═══ Provided records ═══
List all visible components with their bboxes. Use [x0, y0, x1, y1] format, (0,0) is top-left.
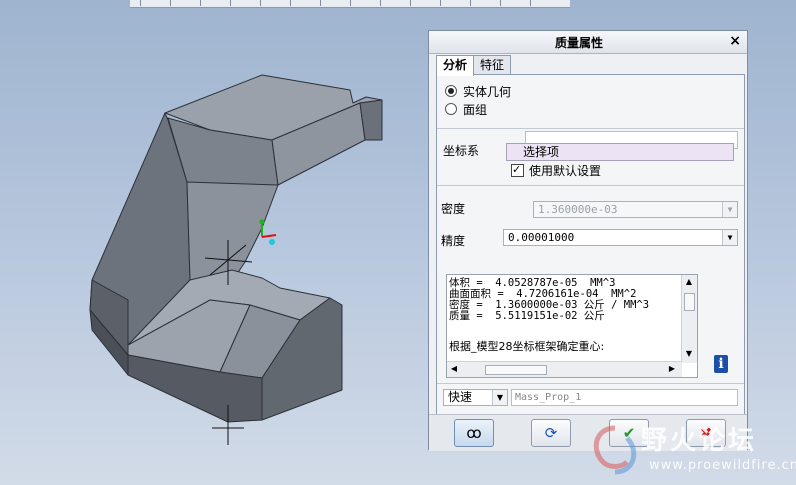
model-face	[186, 181, 279, 281]
scroll-left-icon[interactable]: ◀	[447, 362, 461, 376]
radio-button[interactable]	[445, 103, 457, 115]
use-default-label: 使用默认设置	[529, 164, 602, 178]
top-toolbar	[130, 0, 570, 8]
dialog-title: 质量属性	[554, 36, 603, 50]
use-default-option[interactable]: 使用默认设置	[511, 162, 602, 179]
center-of-gravity-note: 根据_模型28坐标框架确定重心:	[449, 340, 605, 353]
toolbar-button[interactable]	[200, 0, 219, 6]
chevron-down-icon[interactable]: ▼	[492, 390, 507, 405]
toolbar-button[interactable]	[380, 0, 399, 6]
scroll-right-icon[interactable]: ▶	[665, 362, 679, 376]
horizontal-scrollbar[interactable]: ◀ ▶	[447, 361, 682, 377]
divider	[437, 383, 744, 384]
solid-geometry-label: 实体几何	[463, 85, 512, 99]
solid-geometry-option[interactable]: 实体几何	[445, 84, 511, 100]
density-label: 密度	[441, 202, 466, 216]
3d-model-viewport[interactable]	[0, 8, 426, 485]
surface-label: 面组	[463, 103, 488, 117]
coordinate-system-selector[interactable]: 选择项	[506, 143, 734, 161]
toolbar-button[interactable]	[260, 0, 279, 6]
toolbar-button[interactable]	[170, 0, 189, 6]
dialog-titlebar[interactable]: 质量属性 ×	[429, 31, 747, 54]
scroll-thumb[interactable]	[684, 293, 695, 311]
watermark-url: www.proewildfire.cn	[649, 458, 796, 473]
calculation-mode-select[interactable]: 快速 ▼	[443, 389, 508, 406]
result-line: 质量 = 5.5119151e-02 公斤	[449, 310, 605, 322]
chevron-down-icon[interactable]: ▼	[722, 230, 737, 245]
precision-label: 精度	[441, 234, 466, 248]
toolbar-button[interactable]	[500, 0, 519, 6]
results-text-area[interactable]: 体积 = 4.0528787e-05 MM^3 曲面面积 = 4.7206161e…	[446, 274, 698, 378]
scroll-down-icon[interactable]: ▼	[682, 347, 696, 361]
chevron-down-icon: ▼	[722, 202, 737, 217]
divider	[437, 185, 744, 186]
toolbar-button[interactable]	[470, 0, 489, 6]
toolbar-button[interactable]	[290, 0, 309, 6]
toolbar-button[interactable]	[320, 0, 339, 6]
use-default-checkbox[interactable]	[511, 162, 524, 177]
toolbar-button[interactable]	[230, 0, 249, 6]
scroll-thumb[interactable]	[485, 365, 547, 375]
vertical-scrollbar[interactable]: ▲ ▼	[681, 275, 697, 363]
mass-properties-dialog: 质量属性 × 分析 特征 实体几何 面组 坐标系 选择项 使用默认设置 密度 1…	[428, 30, 748, 451]
toolbar-button[interactable]	[440, 0, 459, 6]
surface-option[interactable]: 面组	[445, 102, 487, 118]
density-value: 1.360000e-03	[538, 203, 618, 216]
precision-value: 0.00001000	[508, 231, 575, 244]
c-bracket-model	[89, 74, 383, 423]
toolbar-button[interactable]	[350, 0, 369, 6]
coordinate-system-label: 坐标系	[443, 144, 480, 158]
watermark-logo-icon	[593, 425, 637, 475]
tab-feature[interactable]: 特征	[473, 55, 512, 75]
close-icon[interactable]: ×	[729, 33, 741, 49]
analysis-panel: 实体几何 面组 坐标系 选择项 使用默认设置 密度 1.360000e-03 ▼…	[436, 74, 745, 446]
watermark-text: 野火论坛	[641, 426, 758, 456]
density-field: 1.360000e-03 ▼	[533, 201, 738, 218]
analysis-name-field[interactable]: Mass_Prop_1	[511, 389, 738, 406]
divider	[437, 128, 744, 129]
toolbar-button[interactable]	[410, 0, 429, 6]
toolbar-button[interactable]	[530, 0, 549, 6]
info-icon[interactable]: i	[714, 355, 728, 373]
toolbar-button[interactable]	[140, 0, 159, 6]
results-lines: 体积 = 4.0528787e-05 MM^3 曲面面积 = 4.7206161e…	[449, 278, 679, 322]
mode-value: 快速	[448, 390, 473, 404]
scroll-up-icon[interactable]: ▲	[682, 275, 696, 289]
radio-button[interactable]	[445, 85, 457, 97]
site-watermark: 野火论坛 www.proewildfire.cn	[583, 418, 796, 485]
tab-analysis[interactable]: 分析	[436, 55, 475, 76]
precision-select[interactable]: 0.00001000 ▼	[503, 229, 738, 246]
quick-view-button[interactable]: ꝏ	[454, 419, 494, 447]
repeat-button[interactable]: ⟳	[531, 419, 571, 447]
═══
▶ _Request_:
Repeat the lines of all the records above exactly as they appear, but leave the pictures out.

▶ _Solution to this problem_:
List all visible components with their bboxes. Use [x0, y0, x1, y1] format, (0,0) is top-left.
model-face	[186, 181, 279, 281]
scroll-left-icon[interactable]: ◀	[447, 362, 461, 376]
radio-button[interactable]	[445, 103, 457, 115]
use-default-label: 使用默认设置	[529, 164, 602, 178]
top-toolbar	[130, 0, 570, 8]
dialog-title: 质量属性	[554, 36, 603, 50]
use-default-option[interactable]: 使用默认设置	[511, 162, 602, 179]
center-of-gravity-note: 根据_模型28坐标框架确定重心:	[449, 340, 605, 353]
toolbar-button[interactable]	[200, 0, 219, 6]
chevron-down-icon[interactable]: ▼	[492, 390, 507, 405]
toolbar-button[interactable]	[380, 0, 399, 6]
scroll-right-icon[interactable]: ▶	[665, 362, 679, 376]
horizontal-scrollbar[interactable]: ◀ ▶	[447, 361, 682, 377]
divider	[437, 383, 744, 384]
solid-geometry-label: 实体几何	[463, 85, 512, 99]
solid-geometry-option[interactable]: 实体几何	[445, 84, 511, 100]
density-label: 密度	[441, 202, 466, 216]
3d-model-viewport[interactable]	[0, 8, 426, 485]
surface-label: 面组	[463, 103, 488, 117]
coordinate-system-selector[interactable]: 选择项	[506, 143, 734, 161]
toolbar-button[interactable]	[260, 0, 279, 6]
toolbar-button[interactable]	[170, 0, 189, 6]
dialog-titlebar[interactable]: 质量属性 ×	[429, 31, 747, 54]
scroll-thumb[interactable]	[684, 293, 695, 311]
watermark-url: www.proewildfire.cn	[649, 458, 796, 473]
calculation-mode-select[interactable]: 快速 ▼	[443, 389, 508, 406]
result-line: 质量 = 5.5119151e-02 公斤	[449, 310, 605, 322]
chevron-down-icon[interactable]: ▼	[722, 230, 737, 245]
precision-label: 精度	[441, 234, 466, 248]
toolbar-button[interactable]	[500, 0, 519, 6]
results-text-area[interactable]: 体积 = 4.0528787e-05 MM^3 曲面面积 = 4.7206161e…	[446, 274, 698, 378]
scroll-down-icon[interactable]: ▼	[682, 347, 696, 361]
chevron-down-icon: ▼	[722, 202, 737, 217]
divider	[437, 185, 744, 186]
toolbar-button[interactable]	[470, 0, 489, 6]
toolbar-button[interactable]	[290, 0, 309, 6]
toolbar-button[interactable]	[320, 0, 339, 6]
use-default-checkbox[interactable]	[511, 162, 524, 177]
toolbar-button[interactable]	[230, 0, 249, 6]
scroll-thumb[interactable]	[485, 365, 547, 375]
vertical-scrollbar[interactable]: ▲ ▼	[681, 275, 697, 363]
mass-properties-dialog: 质量属性 × 分析 特征 实体几何 面组 坐标系 选择项 使用默认设置 密度 1…	[428, 30, 748, 451]
toolbar-button[interactable]	[440, 0, 459, 6]
surface-option[interactable]: 面组	[445, 102, 487, 118]
density-value: 1.360000e-03	[538, 203, 618, 216]
precision-value: 0.00001000	[508, 231, 575, 244]
c-bracket-model	[89, 74, 383, 423]
toolbar-button[interactable]	[350, 0, 369, 6]
coordinate-system-label: 坐标系	[443, 144, 480, 158]
watermark-logo-icon	[593, 425, 637, 475]
tab-feature[interactable]: 特征	[473, 55, 512, 75]
close-icon[interactable]: ×	[729, 33, 741, 49]
analysis-panel: 实体几何 面组 坐标系 选择项 使用默认设置 密度 1.360000e-03 ▼…	[436, 74, 745, 446]
watermark-text: 野火论坛	[641, 426, 758, 456]
density-field: 1.360000e-03 ▼	[533, 201, 738, 218]
analysis-name-field[interactable]: Mass_Prop_1	[511, 389, 738, 406]
divider	[437, 128, 744, 129]
toolbar-button[interactable]	[410, 0, 429, 6]
toolbar-button[interactable]	[530, 0, 549, 6]
info-icon[interactable]: i	[714, 355, 728, 373]
toolbar-button[interactable]	[140, 0, 159, 6]
results-lines: 体积 = 4.0528787e-05 MM^3 曲面面积 = 4.7206161e…	[449, 278, 679, 322]
mode-value: 快速	[448, 390, 473, 404]
scroll-up-icon[interactable]: ▲	[682, 275, 696, 289]
radio-button[interactable]	[445, 85, 457, 97]
site-watermark: 野火论坛 www.proewildfire.cn	[583, 418, 796, 485]
tab-analysis[interactable]: 分析	[436, 55, 475, 76]
precision-select[interactable]: 0.00001000 ▼	[503, 229, 738, 246]
quick-view-button[interactable]: ꝏ	[454, 419, 494, 447]
repeat-button[interactable]: ⟳	[531, 419, 571, 447]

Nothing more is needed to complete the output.